Records from a data collection:
———
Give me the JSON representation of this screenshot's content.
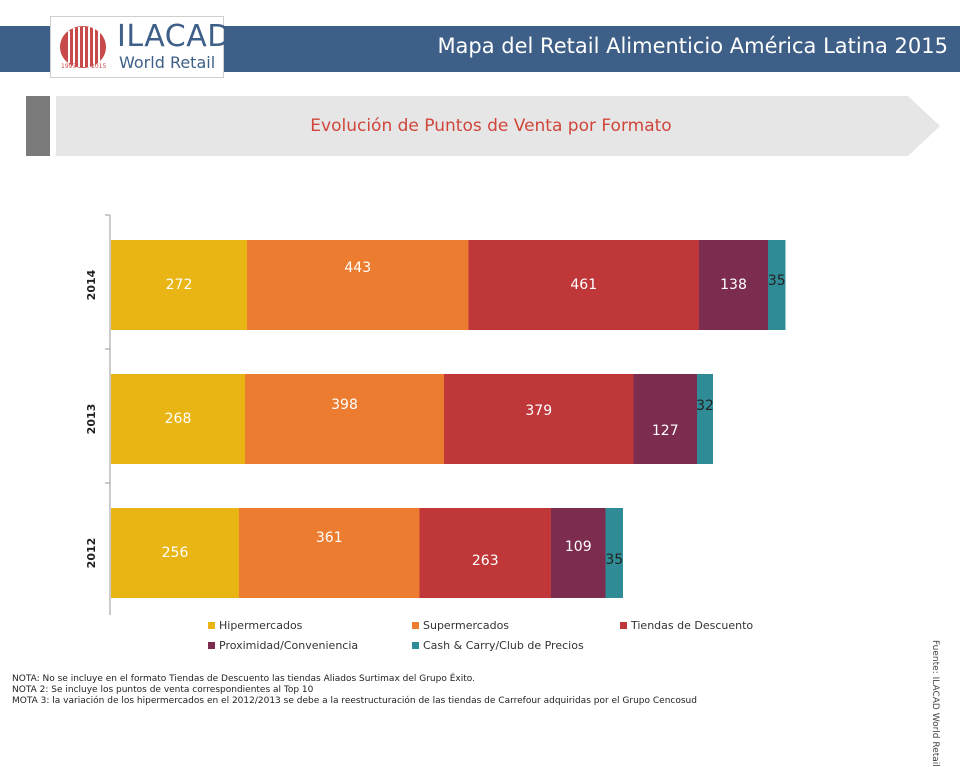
{
  "header": {
    "title": "Mapa del Retail Alimenticio América Latina 2015",
    "logo_main": "ILACAD",
    "logo_sub": "World Retail",
    "logo_badge_left": "1993",
    "logo_badge_right": "2015"
  },
  "banner": {
    "title": "Evolución de Puntos de Venta por Formato"
  },
  "chart_data": {
    "type": "bar",
    "orientation": "horizontal",
    "stacked": true,
    "categories": [
      "2014",
      "2013",
      "2012"
    ],
    "series": [
      {
        "name": "Hipermercados",
        "color": "#e8b514",
        "values": [
          272,
          268,
          256
        ]
      },
      {
        "name": "Supermercados",
        "color": "#ec7d30",
        "values": [
          443,
          398,
          361
        ]
      },
      {
        "name": "Tiendas de Descuento",
        "color": "#c0373a",
        "values": [
          461,
          379,
          263
        ]
      },
      {
        "name": "Proximidad/Conveniencia",
        "color": "#7b2c4f",
        "values": [
          138,
          127,
          109
        ]
      },
      {
        "name": "Cash & Carry/Club de Precios",
        "color": "#2f8c97",
        "values": [
          35,
          32,
          35
        ]
      }
    ],
    "grid": false,
    "legend_position": "bottom"
  },
  "notes": [
    "NOTA: No se incluye en el formato Tiendas de Descuento las tiendas Aliados Surtimax del Grupo Éxito.",
    "NOTA 2: Se incluye los puntos de venta correspondientes al Top 10",
    "MOTA 3: la variación de los hipermercados en el 2012/2013 se debe a la reestructuración de las tiendas de Carrefour adquiridas por el Grupo Cencosud"
  ],
  "source": "Fuente: ILACAD World Retail"
}
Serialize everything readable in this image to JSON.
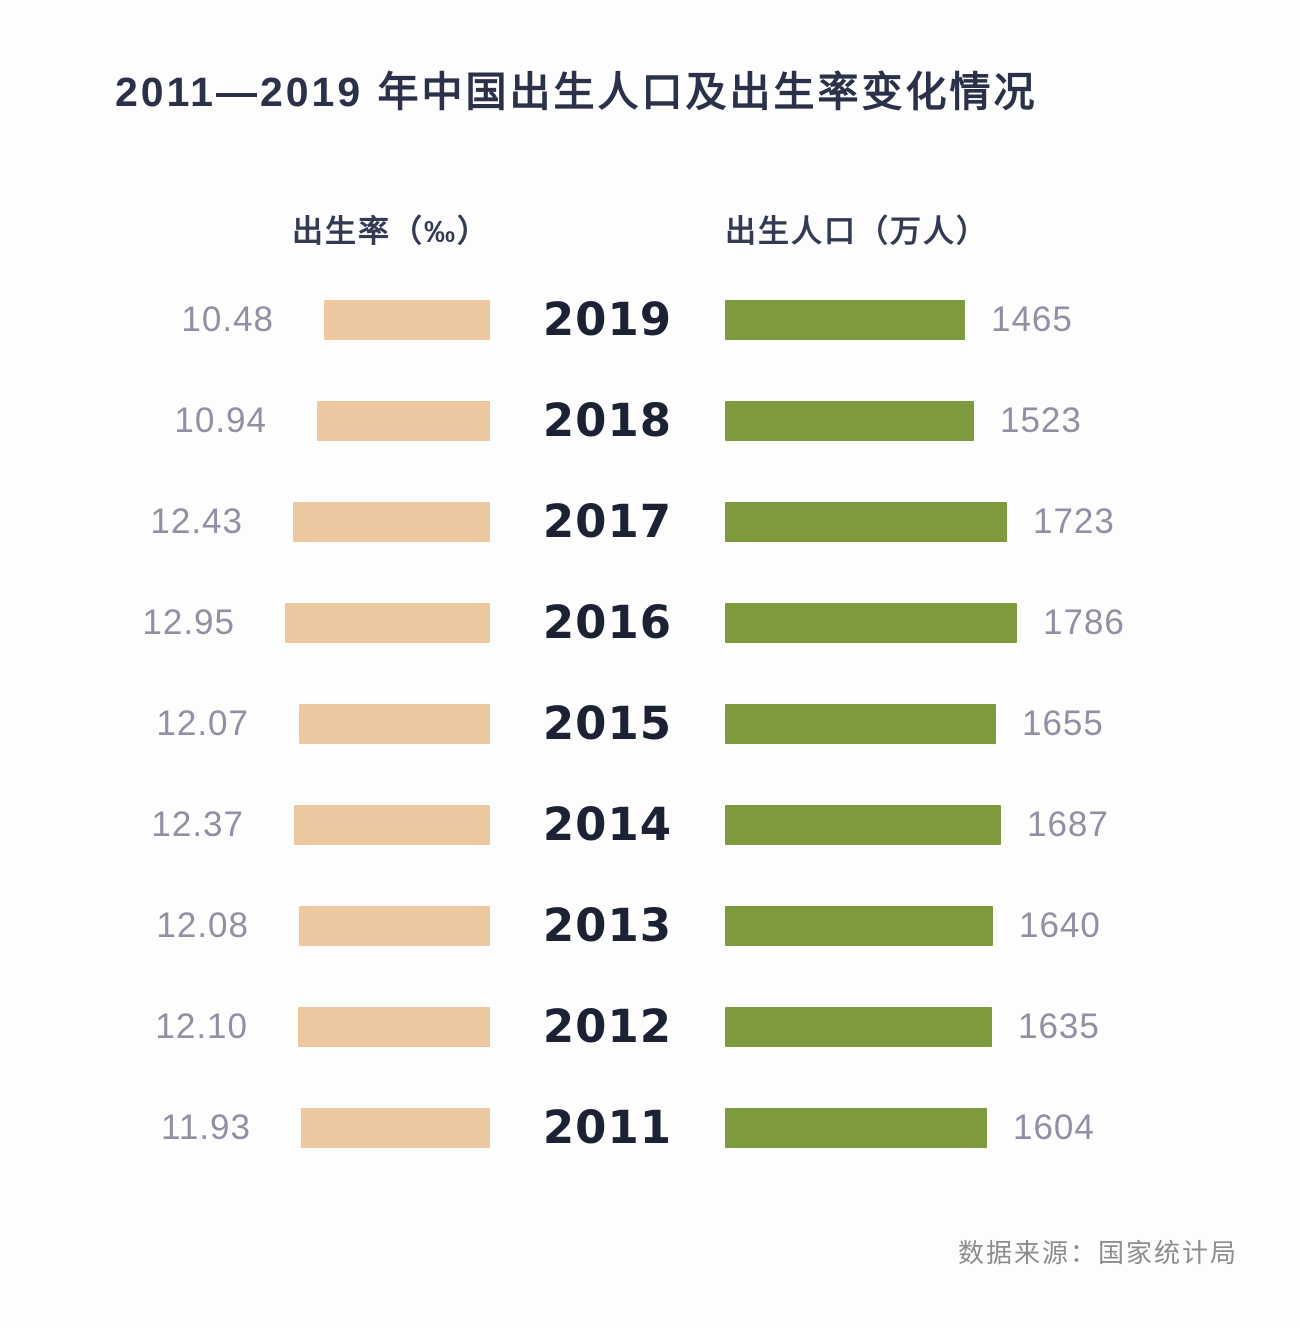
{
  "chart_data": {
    "type": "bar",
    "layout": "tornado",
    "title": "2011—2019 年中国出生人口及出生率变化情况",
    "categories": [
      "2019",
      "2018",
      "2017",
      "2016",
      "2015",
      "2014",
      "2013",
      "2012",
      "2011"
    ],
    "series": [
      {
        "name": "出生率（‰）",
        "side": "left",
        "color": "#edc79f",
        "values": [
          10.48,
          10.94,
          12.43,
          12.95,
          12.07,
          12.37,
          12.08,
          12.1,
          11.93
        ],
        "labels": [
          "10.48",
          "10.94",
          "12.43",
          "12.95",
          "12.07",
          "12.37",
          "12.08",
          "12.10",
          "11.93"
        ]
      },
      {
        "name": "出生人口（万人）",
        "side": "right",
        "color": "#7d9a3d",
        "values": [
          1465,
          1523,
          1723,
          1786,
          1655,
          1687,
          1640,
          1635,
          1604
        ],
        "labels": [
          "1465",
          "1523",
          "1723",
          "1786",
          "1655",
          "1687",
          "1640",
          "1635",
          "1604"
        ]
      }
    ],
    "source": "数据来源：国家统计局",
    "legend_position": "top",
    "grid": false,
    "colors": {
      "title": "#2b3149",
      "year_label": "#1c2133",
      "value_label": "#8f90a3",
      "left_bar": "#edc79f",
      "right_bar": "#7d9a3d",
      "source_text": "#8d8d8d",
      "background": "#fdfdfe"
    }
  }
}
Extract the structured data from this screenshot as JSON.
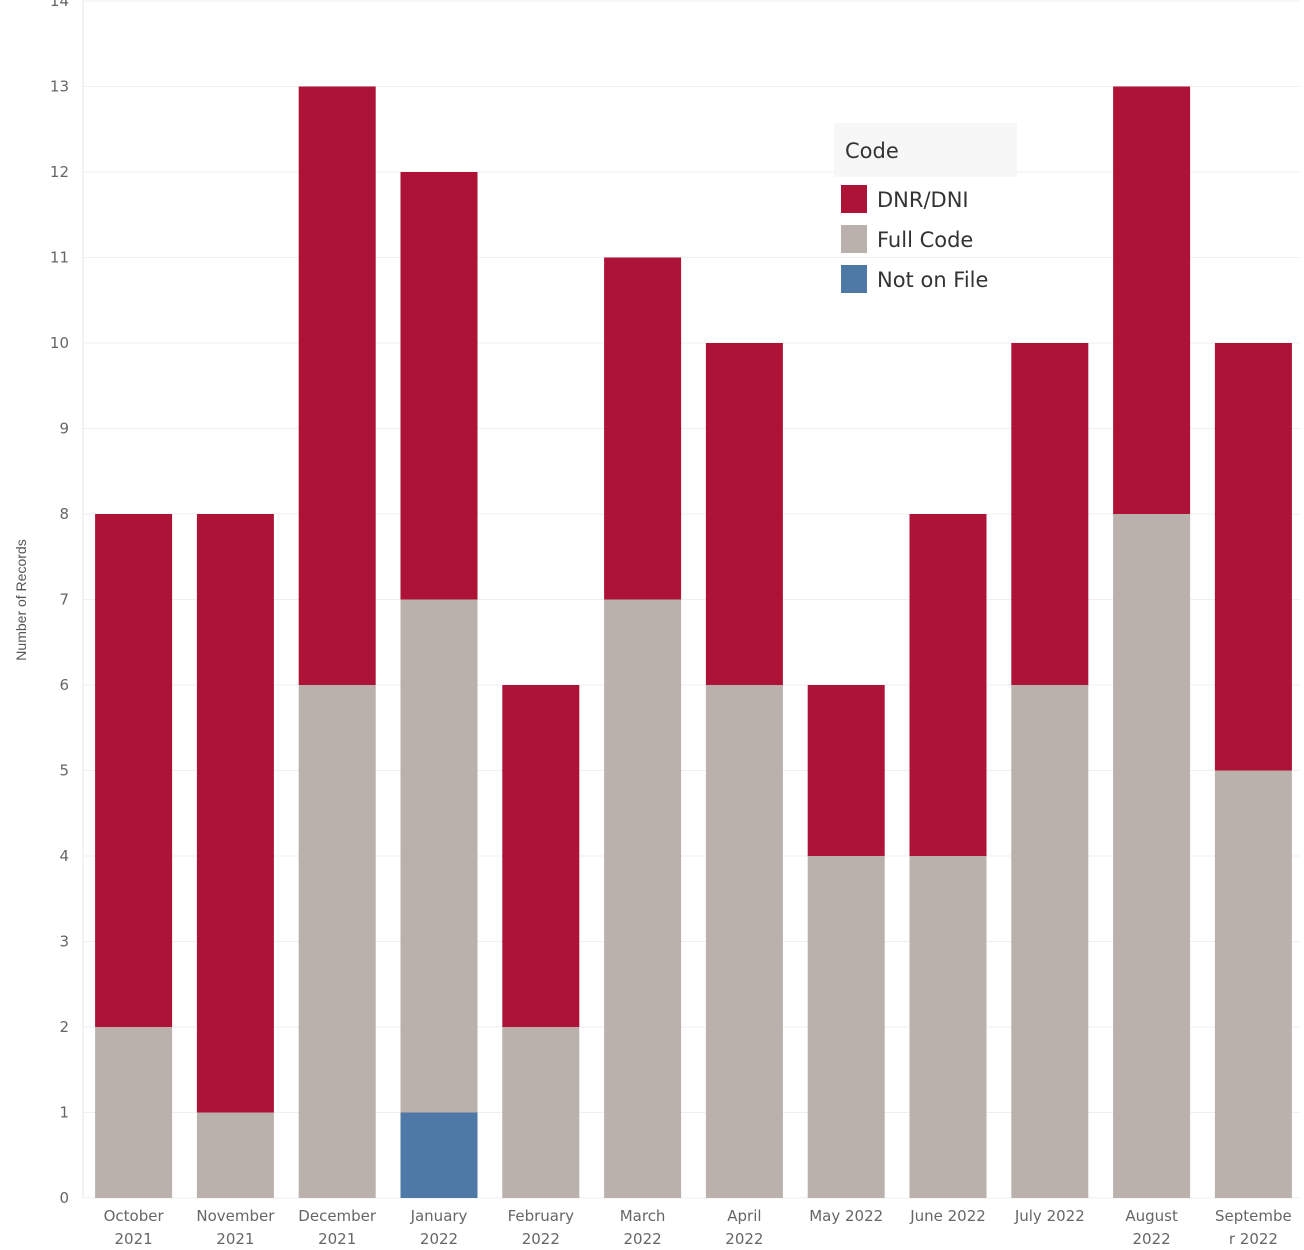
———
Set problem: Look for lines containing the string "JSON" and copy them all.

Solution:
Give me the JSON representation of this screenshot's content.
Serialize everything readable in this image to JSON.
Extract the structured data from this screenshot as JSON.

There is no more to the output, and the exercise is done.